■ INSTRUCTIONS FOR THE TASK: Look through the data and write out every line with the word "model" in it.

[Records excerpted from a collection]
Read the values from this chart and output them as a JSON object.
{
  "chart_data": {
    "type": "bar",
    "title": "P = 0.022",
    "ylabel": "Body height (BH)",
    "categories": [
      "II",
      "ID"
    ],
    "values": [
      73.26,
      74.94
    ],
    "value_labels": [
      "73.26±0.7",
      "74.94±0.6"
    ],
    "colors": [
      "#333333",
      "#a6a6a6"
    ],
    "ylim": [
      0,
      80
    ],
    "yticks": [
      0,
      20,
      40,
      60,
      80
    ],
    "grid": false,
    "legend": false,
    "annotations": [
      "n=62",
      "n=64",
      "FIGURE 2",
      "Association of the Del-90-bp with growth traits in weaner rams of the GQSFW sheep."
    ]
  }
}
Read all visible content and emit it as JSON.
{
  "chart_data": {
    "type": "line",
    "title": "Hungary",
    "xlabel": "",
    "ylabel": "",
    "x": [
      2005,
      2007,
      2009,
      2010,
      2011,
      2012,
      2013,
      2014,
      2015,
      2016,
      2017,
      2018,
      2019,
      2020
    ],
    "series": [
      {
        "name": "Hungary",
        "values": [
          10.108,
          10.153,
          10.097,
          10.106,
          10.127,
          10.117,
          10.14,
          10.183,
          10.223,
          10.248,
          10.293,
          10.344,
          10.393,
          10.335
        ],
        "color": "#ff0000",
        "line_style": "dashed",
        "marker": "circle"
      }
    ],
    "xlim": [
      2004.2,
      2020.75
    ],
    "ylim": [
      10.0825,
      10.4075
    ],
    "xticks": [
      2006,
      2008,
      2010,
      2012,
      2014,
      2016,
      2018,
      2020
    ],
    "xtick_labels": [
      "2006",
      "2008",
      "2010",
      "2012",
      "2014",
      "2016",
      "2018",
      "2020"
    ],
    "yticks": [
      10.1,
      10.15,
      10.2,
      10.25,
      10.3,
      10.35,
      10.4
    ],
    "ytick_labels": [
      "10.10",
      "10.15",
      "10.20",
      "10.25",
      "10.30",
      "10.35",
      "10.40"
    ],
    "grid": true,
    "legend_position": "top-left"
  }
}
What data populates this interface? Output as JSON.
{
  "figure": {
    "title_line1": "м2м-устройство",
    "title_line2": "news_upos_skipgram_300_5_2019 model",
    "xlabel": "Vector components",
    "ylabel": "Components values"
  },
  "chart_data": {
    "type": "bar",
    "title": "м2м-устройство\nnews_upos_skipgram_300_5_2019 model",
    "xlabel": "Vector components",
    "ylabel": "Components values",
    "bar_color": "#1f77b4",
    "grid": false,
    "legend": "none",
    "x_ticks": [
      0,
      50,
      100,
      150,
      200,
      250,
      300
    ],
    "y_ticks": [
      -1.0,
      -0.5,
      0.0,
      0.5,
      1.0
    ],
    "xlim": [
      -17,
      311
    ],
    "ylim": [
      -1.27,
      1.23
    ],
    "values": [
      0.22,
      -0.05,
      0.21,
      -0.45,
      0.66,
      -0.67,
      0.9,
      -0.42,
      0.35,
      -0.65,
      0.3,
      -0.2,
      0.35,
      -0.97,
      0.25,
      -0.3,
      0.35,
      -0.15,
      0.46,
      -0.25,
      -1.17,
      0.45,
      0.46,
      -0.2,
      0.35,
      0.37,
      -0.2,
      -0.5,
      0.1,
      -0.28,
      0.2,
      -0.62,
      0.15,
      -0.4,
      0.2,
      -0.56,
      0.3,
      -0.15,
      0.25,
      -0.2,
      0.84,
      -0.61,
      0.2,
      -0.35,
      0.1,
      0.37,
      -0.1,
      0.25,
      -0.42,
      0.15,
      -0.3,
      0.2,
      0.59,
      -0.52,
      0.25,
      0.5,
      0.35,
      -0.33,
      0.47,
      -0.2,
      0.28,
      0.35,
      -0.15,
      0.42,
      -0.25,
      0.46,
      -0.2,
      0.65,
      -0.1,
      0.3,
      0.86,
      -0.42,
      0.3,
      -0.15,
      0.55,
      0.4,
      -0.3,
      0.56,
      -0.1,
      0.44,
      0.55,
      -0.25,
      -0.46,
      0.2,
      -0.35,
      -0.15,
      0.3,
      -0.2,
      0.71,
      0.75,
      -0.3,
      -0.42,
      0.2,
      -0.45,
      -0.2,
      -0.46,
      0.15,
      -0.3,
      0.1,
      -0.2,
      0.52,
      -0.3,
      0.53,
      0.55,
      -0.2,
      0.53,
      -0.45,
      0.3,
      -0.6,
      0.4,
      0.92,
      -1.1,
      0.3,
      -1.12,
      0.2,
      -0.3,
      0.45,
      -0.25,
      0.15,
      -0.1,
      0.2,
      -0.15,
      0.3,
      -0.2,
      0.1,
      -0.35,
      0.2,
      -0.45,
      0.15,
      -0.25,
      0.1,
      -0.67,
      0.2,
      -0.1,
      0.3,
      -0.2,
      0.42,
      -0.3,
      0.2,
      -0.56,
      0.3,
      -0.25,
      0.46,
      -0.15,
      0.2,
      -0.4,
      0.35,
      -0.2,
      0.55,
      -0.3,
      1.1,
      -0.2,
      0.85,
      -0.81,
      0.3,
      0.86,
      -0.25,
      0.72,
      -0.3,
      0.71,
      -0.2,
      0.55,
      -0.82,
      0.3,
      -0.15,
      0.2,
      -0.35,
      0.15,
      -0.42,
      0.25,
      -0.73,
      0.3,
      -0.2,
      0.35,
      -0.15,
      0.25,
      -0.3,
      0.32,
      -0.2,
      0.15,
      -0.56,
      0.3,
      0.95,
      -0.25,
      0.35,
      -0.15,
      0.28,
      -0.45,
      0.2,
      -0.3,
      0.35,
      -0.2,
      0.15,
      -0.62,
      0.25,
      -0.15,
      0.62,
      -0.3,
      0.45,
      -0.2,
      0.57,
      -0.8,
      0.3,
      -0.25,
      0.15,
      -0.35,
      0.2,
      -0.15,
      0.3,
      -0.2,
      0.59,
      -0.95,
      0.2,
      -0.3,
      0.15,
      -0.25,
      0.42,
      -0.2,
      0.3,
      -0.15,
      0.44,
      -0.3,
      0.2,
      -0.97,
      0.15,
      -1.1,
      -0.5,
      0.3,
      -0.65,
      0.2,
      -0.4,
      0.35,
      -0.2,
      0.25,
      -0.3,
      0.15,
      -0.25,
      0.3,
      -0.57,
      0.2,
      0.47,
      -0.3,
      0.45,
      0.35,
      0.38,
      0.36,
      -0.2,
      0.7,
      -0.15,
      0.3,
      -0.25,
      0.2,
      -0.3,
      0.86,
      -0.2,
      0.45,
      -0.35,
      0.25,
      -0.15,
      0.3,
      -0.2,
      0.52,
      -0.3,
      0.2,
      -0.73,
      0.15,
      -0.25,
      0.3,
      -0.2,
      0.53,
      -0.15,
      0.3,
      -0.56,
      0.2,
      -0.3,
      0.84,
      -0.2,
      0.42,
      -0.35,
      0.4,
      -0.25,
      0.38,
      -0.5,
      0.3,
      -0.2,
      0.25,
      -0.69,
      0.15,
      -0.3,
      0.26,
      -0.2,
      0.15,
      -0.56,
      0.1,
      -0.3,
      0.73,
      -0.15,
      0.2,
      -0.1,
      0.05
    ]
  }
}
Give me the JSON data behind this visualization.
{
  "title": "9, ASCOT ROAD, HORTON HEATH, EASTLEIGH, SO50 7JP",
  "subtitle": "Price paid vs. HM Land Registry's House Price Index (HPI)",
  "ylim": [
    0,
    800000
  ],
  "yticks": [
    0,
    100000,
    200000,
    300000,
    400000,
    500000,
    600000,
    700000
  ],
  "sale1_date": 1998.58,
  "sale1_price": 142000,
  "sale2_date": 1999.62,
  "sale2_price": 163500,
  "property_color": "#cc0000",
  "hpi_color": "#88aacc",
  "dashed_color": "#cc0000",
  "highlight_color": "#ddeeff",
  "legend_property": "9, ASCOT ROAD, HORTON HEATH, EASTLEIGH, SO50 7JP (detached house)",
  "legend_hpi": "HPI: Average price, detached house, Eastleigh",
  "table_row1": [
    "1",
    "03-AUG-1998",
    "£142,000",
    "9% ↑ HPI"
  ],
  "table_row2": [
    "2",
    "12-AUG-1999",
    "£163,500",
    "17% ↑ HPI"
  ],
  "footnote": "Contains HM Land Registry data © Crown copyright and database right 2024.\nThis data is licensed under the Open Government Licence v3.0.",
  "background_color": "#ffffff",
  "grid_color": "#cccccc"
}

■ COMPLETE OUTPUT:
    "title_line2": "news_upos_skipgram_300_5_2019 model",
    "title": "м2м-устройство\nnews_upos_skipgram_300_5_2019 model",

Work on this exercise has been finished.